- Requirements -
Return every record below exactly as written, but leave out the pictures.

- Data listing -
▼

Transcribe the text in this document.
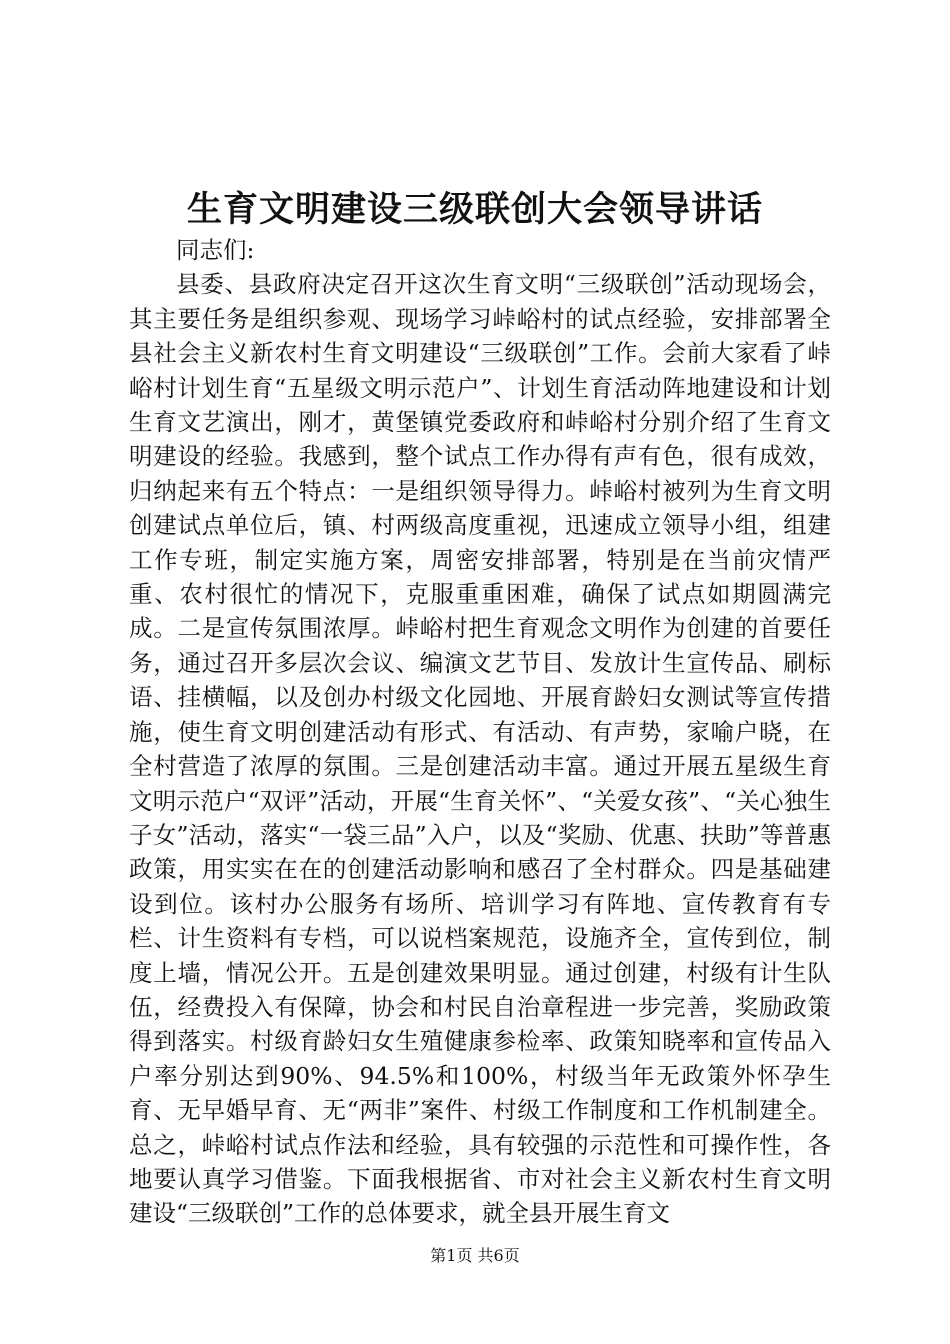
生育文明建设三级联创大会领导讲话

同志们:

县委、县政府决定召开这次生育文明“三级联创”活动现场会，其主要任务是组织参观、现场学习峠峪村的试点经验，安排部署全县社会主义新农村生育文明建设“三级联创”工作。会前大家看了峠峪村计划生育“五星级文明示范户”、计划生育活动阵地建设和计划生育文艺演出，刚才，黄堡镇党委政府和峠峪村分别介绍了生育文明建设的经验。我感到，整个试点工作办得有声有色，很有成效，归纳起来有五个特点：一是组织领导得力。峠峪村被列为生育文明创建试点单位后，镇、村两级高度重视，迅速成立领导小组，组建工作专班，制定实施方案，周密安排部署，特别是在当前灾情严重、农村很忙的情况下，克服重重困难，确保了试点如期圆满完成。二是宣传氛围浓厚。峠峪村把生育观念文明作为创建的首要任务，通过召开多层次会议、编演文艺节目、发放计生宣传品、刷标语、挂横幅，以及创办村级文化园地、开展育龄妇女测试等宣传措施，使生育文明创建活动有形式、有活动、有声势，家喻户晓，在全村营造了浓厚的氛围。三是创建活动丰富。通过开展五星级生育文明示范户“双评”活动，开展“生育关怀”、“关爱女孩”、“关心独生子女”活动，落实“一袋三品”入户，以及“奖励、优惠、扶助”等普惠政策，用实实在在的创建活动影响和感召了全村群众。四是基础建设到位。该村办公服务有场所、培训学习有阵地、宣传教育有专栏、计生资料有专档，可以说档案规范，设施齐全，宣传到位，制度上墙，情况公开。五是创建效果明显。通过创建，村级有计生队伍，经费投入有保障，协会和村民自治章程进一步完善，奖励政策得到落实。村级育龄妇女生殖健康参检率、政策知晓率和宣传品入户率分别达到90%、94.5%和100%，村级当年无政策外怀孕生育、无早婚早育、无“两非”案件、村级工作制度和工作机制建全。总之，峠峪村试点作法和经验，具有较强的示范性和可操作性，各地要认真学习借鉴。下面我根据省、市对社会主义新农村生育文明建设“三级联创”工作的总体要求，就全县开展生育文

第1页 共6页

▲

- Response for this exercise -
Transcribe the text in this document.
生育文明建设三级联创大会领导讲话

同志们:

县委、县政府决定召开这次生育文明“三级联创”活动现场会，其主要任务是组织参观、现场学习峠峪村的试点经验，安排部署全县社会主义新农村生育文明建设“三级联创”工作。会前大家看了峠峪村计划生育“五星级文明示范户”、计划生育活动阵地建设和计划生育文艺演出，刚才，黄堡镇党委政府和峠峪村分别介绍了生育文明建设的经验。我感到，整个试点工作办得有声有色，很有成效，归纳起来有五个特点：一是组织领导得力。峠峪村被列为生育文明创建试点单位后，镇、村两级高度重视，迅速成立领导小组，组建工作专班，制定实施方案，周密安排部署，特别是在当前灾情严重、农村很忙的情况下，克服重重困难，确保了试点如期圆满完成。二是宣传氛围浓厚。峠峪村把生育观念文明作为创建的首要任务，通过召开多层次会议、编演文艺节目、发放计生宣传品、刷标语、挂横幅，以及创办村级文化园地、开展育龄妇女测试等宣传措施，使生育文明创建活动有形式、有活动、有声势，家喻户晓，在全村营造了浓厚的氛围。三是创建活动丰富。通过开展五星级生育文明示范户“双评”活动，开展“生育关怀”、“关爱女孩”、“关心独生子女”活动，落实“一袋三品”入户，以及“奖励、优惠、扶助”等普惠政策，用实实在在的创建活动影响和感召了全村群众。四是基础建设到位。该村办公服务有场所、培训学习有阵地、宣传教育有专栏、计生资料有专档，可以说档案规范，设施齐全，宣传到位，制度上墙，情况公开。五是创建效果明显。通过创建，村级有计生队伍，经费投入有保障，协会和村民自治章程进一步完善，奖励政策得到落实。村级育龄妇女生殖健康参检率、政策知晓率和宣传品入户率分别达到90%、94.5%和100%，村级当年无政策外怀孕生育、无早婚早育、无“两非”案件、村级工作制度和工作机制建全。总之，峠峪村试点作法和经验，具有较强的示范性和可操作性，各地要认真学习借鉴。下面我根据省、市对社会主义新农村生育文明建设“三级联创”工作的总体要求，就全县开展生育文

第1页 共6页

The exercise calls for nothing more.